- **The task**: Locate every line in the material below that has the word "Coding". Copy each of those lines.
** Start **
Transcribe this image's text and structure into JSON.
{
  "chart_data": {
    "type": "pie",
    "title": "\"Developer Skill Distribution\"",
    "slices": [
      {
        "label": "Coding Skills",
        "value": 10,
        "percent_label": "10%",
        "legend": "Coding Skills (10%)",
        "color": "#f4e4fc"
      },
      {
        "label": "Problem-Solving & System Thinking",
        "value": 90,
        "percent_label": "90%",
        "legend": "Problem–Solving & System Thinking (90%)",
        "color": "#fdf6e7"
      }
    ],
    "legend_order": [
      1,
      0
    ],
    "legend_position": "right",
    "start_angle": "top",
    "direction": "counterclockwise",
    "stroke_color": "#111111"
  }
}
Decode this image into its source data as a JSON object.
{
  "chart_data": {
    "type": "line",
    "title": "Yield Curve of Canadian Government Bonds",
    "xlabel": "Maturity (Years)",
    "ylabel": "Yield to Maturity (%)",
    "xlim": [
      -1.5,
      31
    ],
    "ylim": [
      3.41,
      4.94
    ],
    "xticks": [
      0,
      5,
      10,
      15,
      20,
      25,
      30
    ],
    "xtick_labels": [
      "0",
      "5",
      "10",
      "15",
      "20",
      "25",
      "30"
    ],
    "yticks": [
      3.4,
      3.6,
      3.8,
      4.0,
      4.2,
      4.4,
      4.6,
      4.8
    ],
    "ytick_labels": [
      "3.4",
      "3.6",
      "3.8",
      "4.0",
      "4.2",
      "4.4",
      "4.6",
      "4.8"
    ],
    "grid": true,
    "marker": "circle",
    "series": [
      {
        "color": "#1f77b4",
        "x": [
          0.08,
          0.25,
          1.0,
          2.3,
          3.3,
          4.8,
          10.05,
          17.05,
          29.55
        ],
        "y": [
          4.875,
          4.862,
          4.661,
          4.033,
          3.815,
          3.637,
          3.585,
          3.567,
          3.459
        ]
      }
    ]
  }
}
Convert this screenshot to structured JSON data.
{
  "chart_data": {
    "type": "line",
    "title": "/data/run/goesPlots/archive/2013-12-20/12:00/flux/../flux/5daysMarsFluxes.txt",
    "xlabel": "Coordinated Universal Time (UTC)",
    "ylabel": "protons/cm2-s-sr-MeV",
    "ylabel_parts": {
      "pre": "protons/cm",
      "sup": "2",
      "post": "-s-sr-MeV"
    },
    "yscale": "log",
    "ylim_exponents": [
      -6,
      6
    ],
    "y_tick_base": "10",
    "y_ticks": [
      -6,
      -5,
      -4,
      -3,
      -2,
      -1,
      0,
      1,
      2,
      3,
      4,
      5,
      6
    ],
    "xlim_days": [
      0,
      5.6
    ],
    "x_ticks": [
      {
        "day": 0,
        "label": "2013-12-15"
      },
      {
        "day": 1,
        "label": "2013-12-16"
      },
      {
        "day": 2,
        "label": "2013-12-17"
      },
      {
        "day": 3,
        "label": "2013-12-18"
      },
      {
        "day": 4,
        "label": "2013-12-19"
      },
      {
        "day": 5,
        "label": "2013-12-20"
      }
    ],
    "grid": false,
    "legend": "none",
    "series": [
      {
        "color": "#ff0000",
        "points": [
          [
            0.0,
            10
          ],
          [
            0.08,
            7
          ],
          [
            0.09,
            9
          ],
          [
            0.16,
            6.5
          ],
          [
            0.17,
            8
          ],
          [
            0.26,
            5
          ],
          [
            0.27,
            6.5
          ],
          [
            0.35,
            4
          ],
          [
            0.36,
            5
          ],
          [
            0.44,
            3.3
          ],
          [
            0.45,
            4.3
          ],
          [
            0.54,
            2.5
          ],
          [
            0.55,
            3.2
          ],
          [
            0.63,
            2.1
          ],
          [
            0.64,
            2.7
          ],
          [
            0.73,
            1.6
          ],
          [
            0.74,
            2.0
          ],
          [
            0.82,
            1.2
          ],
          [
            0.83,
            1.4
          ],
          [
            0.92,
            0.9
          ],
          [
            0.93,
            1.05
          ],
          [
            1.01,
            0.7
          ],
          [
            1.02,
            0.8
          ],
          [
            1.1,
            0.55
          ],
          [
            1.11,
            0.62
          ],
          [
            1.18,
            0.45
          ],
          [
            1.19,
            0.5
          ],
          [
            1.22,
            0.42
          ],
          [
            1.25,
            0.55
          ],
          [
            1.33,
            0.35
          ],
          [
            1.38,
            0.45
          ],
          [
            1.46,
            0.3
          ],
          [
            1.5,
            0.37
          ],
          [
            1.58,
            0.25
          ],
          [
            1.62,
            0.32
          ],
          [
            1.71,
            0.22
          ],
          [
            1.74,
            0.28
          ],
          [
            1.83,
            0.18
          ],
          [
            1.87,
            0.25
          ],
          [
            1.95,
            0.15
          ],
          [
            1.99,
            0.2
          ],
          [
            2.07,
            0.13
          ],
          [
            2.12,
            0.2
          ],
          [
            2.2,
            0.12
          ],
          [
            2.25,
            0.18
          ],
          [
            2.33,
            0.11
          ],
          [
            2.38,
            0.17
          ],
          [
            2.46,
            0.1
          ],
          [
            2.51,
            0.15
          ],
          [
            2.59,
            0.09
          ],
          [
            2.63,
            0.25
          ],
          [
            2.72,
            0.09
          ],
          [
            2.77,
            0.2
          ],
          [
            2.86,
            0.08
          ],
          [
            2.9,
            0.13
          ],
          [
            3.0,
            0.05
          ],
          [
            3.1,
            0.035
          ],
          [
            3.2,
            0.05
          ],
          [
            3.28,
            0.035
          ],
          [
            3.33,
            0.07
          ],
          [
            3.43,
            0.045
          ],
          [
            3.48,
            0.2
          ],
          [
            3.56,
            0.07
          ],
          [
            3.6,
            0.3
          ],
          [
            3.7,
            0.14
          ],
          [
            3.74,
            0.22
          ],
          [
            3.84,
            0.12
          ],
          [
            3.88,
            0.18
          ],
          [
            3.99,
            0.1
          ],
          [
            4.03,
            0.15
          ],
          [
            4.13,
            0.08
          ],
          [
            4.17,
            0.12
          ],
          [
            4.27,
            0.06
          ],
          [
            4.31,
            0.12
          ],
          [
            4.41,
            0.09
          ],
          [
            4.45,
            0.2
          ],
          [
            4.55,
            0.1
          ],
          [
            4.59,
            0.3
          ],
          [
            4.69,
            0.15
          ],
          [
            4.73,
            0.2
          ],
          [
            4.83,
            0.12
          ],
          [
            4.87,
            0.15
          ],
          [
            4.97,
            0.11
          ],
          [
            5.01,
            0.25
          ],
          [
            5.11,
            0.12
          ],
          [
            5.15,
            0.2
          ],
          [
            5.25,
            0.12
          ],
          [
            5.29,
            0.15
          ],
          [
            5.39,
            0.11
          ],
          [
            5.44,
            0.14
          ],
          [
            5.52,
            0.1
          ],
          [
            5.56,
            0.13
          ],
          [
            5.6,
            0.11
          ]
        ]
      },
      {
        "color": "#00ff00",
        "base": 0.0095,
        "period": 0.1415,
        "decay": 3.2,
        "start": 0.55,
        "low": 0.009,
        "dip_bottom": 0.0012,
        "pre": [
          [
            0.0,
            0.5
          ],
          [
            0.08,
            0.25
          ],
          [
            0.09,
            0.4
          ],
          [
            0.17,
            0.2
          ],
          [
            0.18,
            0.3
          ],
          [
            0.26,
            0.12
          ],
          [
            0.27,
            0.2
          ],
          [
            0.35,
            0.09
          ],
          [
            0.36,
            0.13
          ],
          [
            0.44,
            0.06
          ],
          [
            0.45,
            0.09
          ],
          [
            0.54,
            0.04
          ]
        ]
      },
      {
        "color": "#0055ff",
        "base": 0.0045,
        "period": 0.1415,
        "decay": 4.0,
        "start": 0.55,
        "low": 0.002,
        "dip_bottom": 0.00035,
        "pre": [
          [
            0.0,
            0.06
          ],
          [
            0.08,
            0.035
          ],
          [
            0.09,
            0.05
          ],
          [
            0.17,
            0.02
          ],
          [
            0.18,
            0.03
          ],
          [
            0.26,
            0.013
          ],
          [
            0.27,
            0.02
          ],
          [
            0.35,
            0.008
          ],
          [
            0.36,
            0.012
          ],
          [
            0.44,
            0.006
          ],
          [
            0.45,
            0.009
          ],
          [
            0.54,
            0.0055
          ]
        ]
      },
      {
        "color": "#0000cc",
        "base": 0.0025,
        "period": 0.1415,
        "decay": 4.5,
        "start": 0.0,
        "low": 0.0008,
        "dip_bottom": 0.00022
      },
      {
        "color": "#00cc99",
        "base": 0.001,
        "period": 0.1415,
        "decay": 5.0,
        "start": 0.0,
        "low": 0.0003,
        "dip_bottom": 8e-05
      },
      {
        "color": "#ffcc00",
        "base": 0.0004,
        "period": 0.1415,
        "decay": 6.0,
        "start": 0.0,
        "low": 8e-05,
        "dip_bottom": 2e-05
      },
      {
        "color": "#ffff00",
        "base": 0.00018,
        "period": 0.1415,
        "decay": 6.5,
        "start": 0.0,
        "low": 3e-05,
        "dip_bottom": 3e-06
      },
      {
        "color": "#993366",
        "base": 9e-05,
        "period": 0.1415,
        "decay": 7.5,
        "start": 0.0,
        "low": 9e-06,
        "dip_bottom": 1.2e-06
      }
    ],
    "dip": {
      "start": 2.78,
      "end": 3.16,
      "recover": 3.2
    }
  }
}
** End **
- **Exercise output**:
        "label": "Coding Skills",
        "legend": "Coding Skills (10%)",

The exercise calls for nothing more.